- _REQUIREMENTS_:
Find the lines below that contain the string "vaikutus". Copy each one.

- _DATASET EXCERPTS_:
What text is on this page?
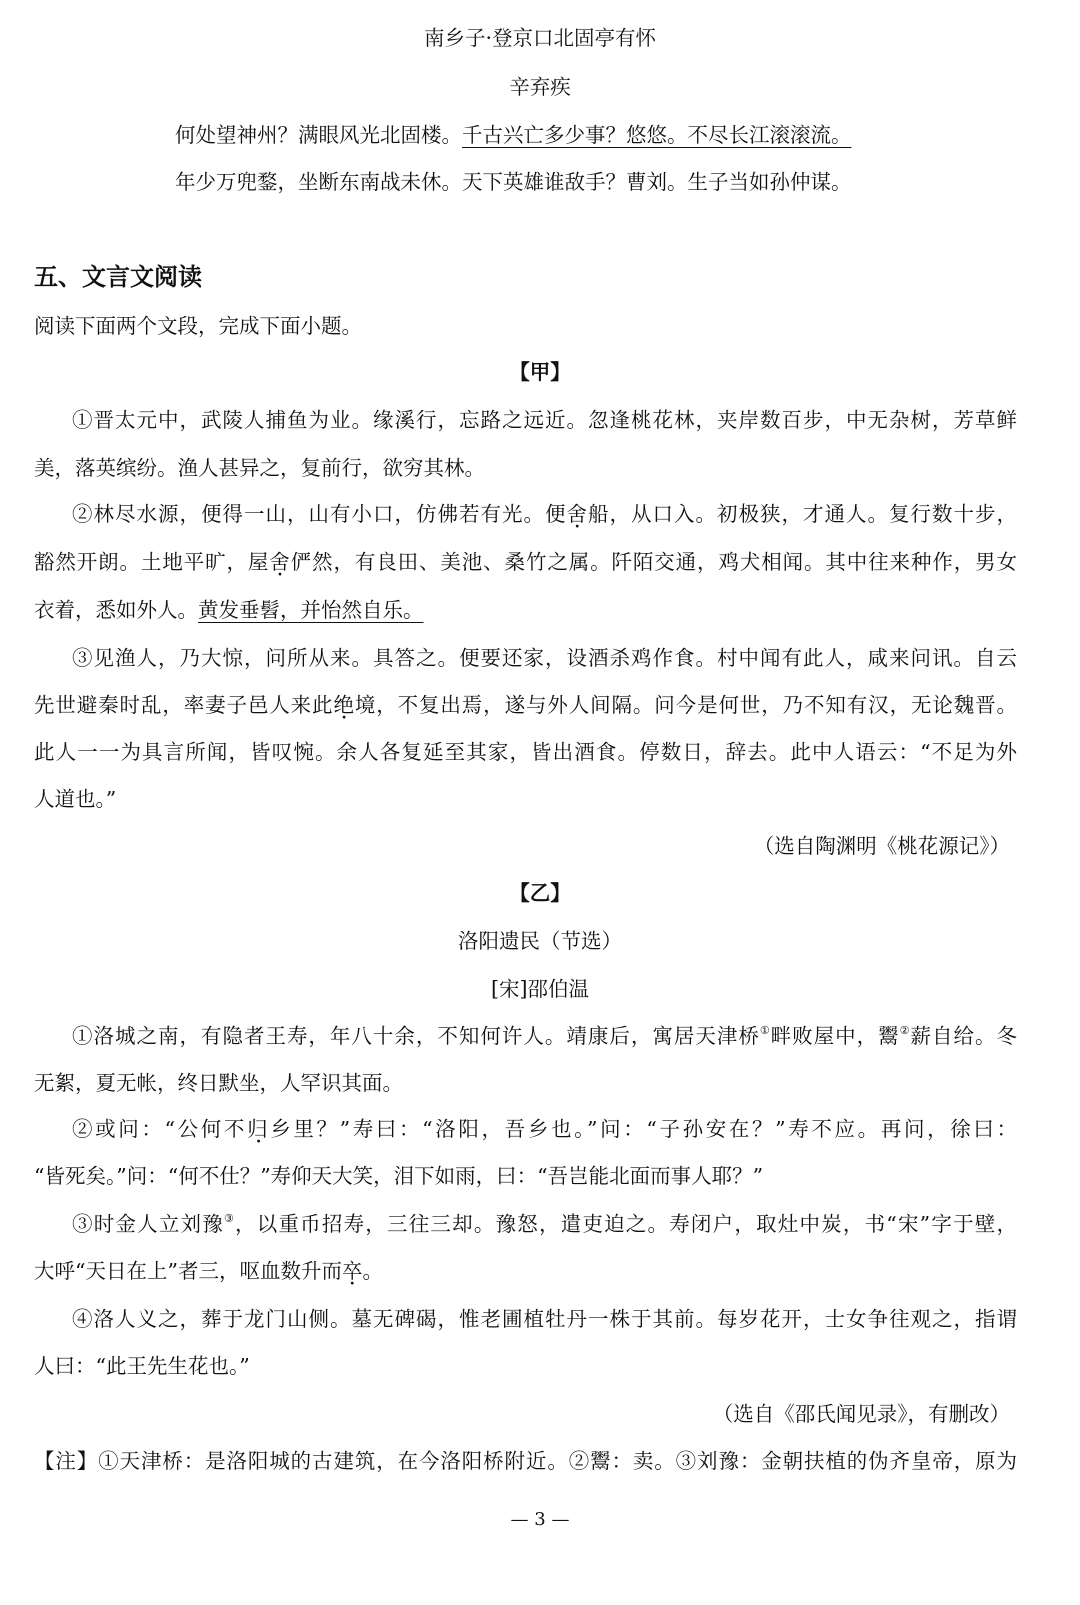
南乡子·登京口北固亭有怀
辛弃疾
何处望神州？满眼风光北固楼。千古兴亡多少事？悠悠。不尽长江滚滚流。
年少万兜鍪，坐断东南战未休。天下英雄谁敌手？曹刘。生子当如孙仲谋。
五、文言文阅读
阅读下面两个文段，完成下面小题。
【甲】
①晋太元中，武陵人捕鱼为业。缘溪行，忘路之远近。忽逢桃花林，夹岸数百步，中无杂树，芳草鲜
美，落英缤纷。渔人甚异之，复前行，欲穷其林。
②林尽水源，便得一山，山有小口，仿佛若有光。便舍船，从口入。初极狭，才通人。复行数十步，
豁然开朗。土地平旷，屋舍俨然，有良田、美池、桑竹之属。阡陌交通，鸡犬相闻。其中往来种作，男女
衣着，悉如外人。黄发垂髫，并怡然自乐。
③见渔人，乃大惊，问所从来。具答之。便要还家，设酒杀鸡作食。村中闻有此人，咸来问讯。自云
先世避秦时乱，率妻子邑人来此绝境，不复出焉，遂与外人间隔。问今是何世，乃不知有汉，无论魏晋。
此人一一为具言所闻，皆叹惋。余人各复延至其家，皆出酒食。停数日，辞去。此中人语云：“不足为外
人道也。”
（选自陶渊明《桃花源记》）
【乙】
洛阳遗民（节选）
[宋]邵伯温
①洛城之南，有隐者王寿，年八十余，不知何许人。靖康后，寓居天津桥①畔败屋中，鬻②薪自给。冬
无絮，夏无帐，终日默坐，人罕识其面。
②或问：“公何不归乡里？”寿曰：“洛阳，吾乡也。”问：“子孙安在？”寿不应。再问，徐曰：
“皆死矣。”问：“何不仕？”寿仰天大笑，泪下如雨，曰：“吾岂能北面而事人耶？”
③时金人立刘豫③，以重币招寿，三往三却。豫怒，遣吏迫之。寿闭户，取灶中炭，书“宋”字于壁，
大呼“天日在上”者三，呕血数升而卒。
④洛人义之，葬于龙门山侧。墓无碑碣，惟老圃植牡丹一株于其前。每岁花开，士女争往观之，指谓
人曰：“此王先生花也。”
（选自《邵氏闻见录》，有删改）
【注】①天津桥：是洛阳城的古建筑，在今洛阳桥附近。②鬻：卖。③刘豫：金朝扶植的伪齐皇帝，原为
— 3 —
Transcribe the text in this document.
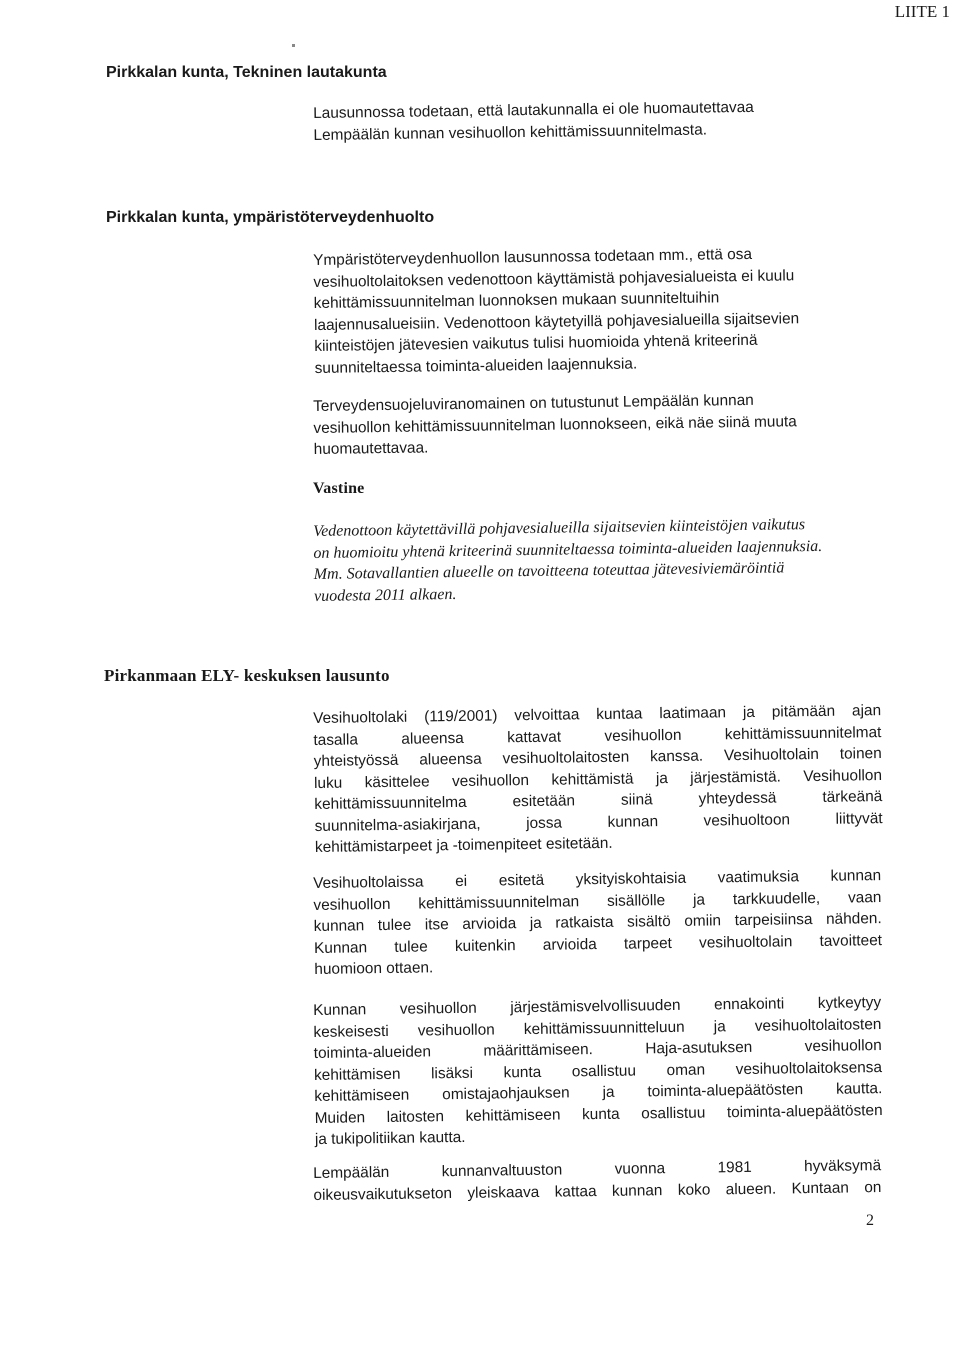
LIITE 1
Pirkkalan kunta, Tekninen lautakunta
Lausunnossa todetaan, että lautakunnalla ei ole huomautettavaa
Lempäälän kunnan vesihuollon kehittämissuunnitelmasta.
Pirkkalan kunta, ympäristöterveydenhuolto
Ympäristöterveydenhuollon lausunnossa todetaan mm., että osa
vesihuoltolaitoksen vedenottoon käyttämistä pohjavesialueista ei kuulu
kehittämissuunnitelman luonnoksen mukaan suunniteltuihin
laajennusalueisiin. Vedenottoon käytetyillä pohjavesialueilla sijaitsevien
kiinteistöjen jätevesien vaikutus tulisi huomioida yhtenä kriteerinä
suunniteltaessa toiminta-alueiden laajennuksia.
Terveydensuojeluviranomainen on tutustunut Lempäälän kunnan
vesihuollon kehittämissuunnitelman luonnokseen, eikä näe siinä muuta
huomautettavaa.
Vastine
Vedenottoon käytettävillä pohjavesialueilla sijaitsevien kiinteistöjen vaikutus
on huomioitu yhtenä kriteerinä suunniteltaessa toiminta-alueiden laajennuksia.
Mm. Sotavallantien alueelle on tavoitteena toteuttaa jätevesiviemäröintiä
vuodesta 2011 alkaen.
Pirkanmaan ELY- keskuksen lausunto
Vesihuoltolaki (119/2001) velvoittaa kuntaa laatimaan ja pitämään ajan
tasalla alueensa kattavat vesihuollon kehittämissuunnitelmat
yhteistyössä alueensa vesihuoltolaitosten kanssa. Vesihuoltolain toinen
luku käsittelee vesihuollon kehittämistä ja järjestämistä. Vesihuollon
kehittämissuunnitelma esitetään siinä yhteydessä tärkeänä
suunnitelma-asiakirjana, jossa kunnan vesihuoltoon liittyvät
kehittämistarpeet ja -toimenpiteet esitetään.
Vesihuoltolaissa ei esitetä yksityiskohtaisia vaatimuksia kunnan
vesihuollon kehittämissuunnitelman sisällölle ja tarkkuudelle, vaan
kunnan tulee itse arvioida ja ratkaista sisältö omiin tarpeisiinsa nähden.
Kunnan tulee kuitenkin arvioida tarpeet vesihuoltolain tavoitteet
huomioon ottaen.
Kunnan vesihuollon järjestämisvelvollisuuden ennakointi kytkeytyy
keskeisesti vesihuollon kehittämissuunnitteluun ja vesihuoltolaitosten
toiminta-alueiden määrittämiseen. Haja-asutuksen vesihuollon
kehittämisen lisäksi kunta osallistuu oman vesihuoltolaitoksensa
kehittämiseen omistajaohjauksen ja toiminta-aluepäätösten kautta.
Muiden laitosten kehittämiseen kunta osallistuu toiminta-aluepäätösten
ja tukipolitiikan kautta.
Lempäälän kunnanvaltuuston vuonna 1981 hyväksymä
oikeusvaikutukseton yleiskaava kattaa kunnan koko alueen. Kuntaan on
2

- _FINAL RESULT_:
kiinteistöjen jätevesien vaikutus tulisi huomioida yhtenä kriteerinä
Vedenottoon käytettävillä pohjavesialueilla sijaitsevien kiinteistöjen vaikutus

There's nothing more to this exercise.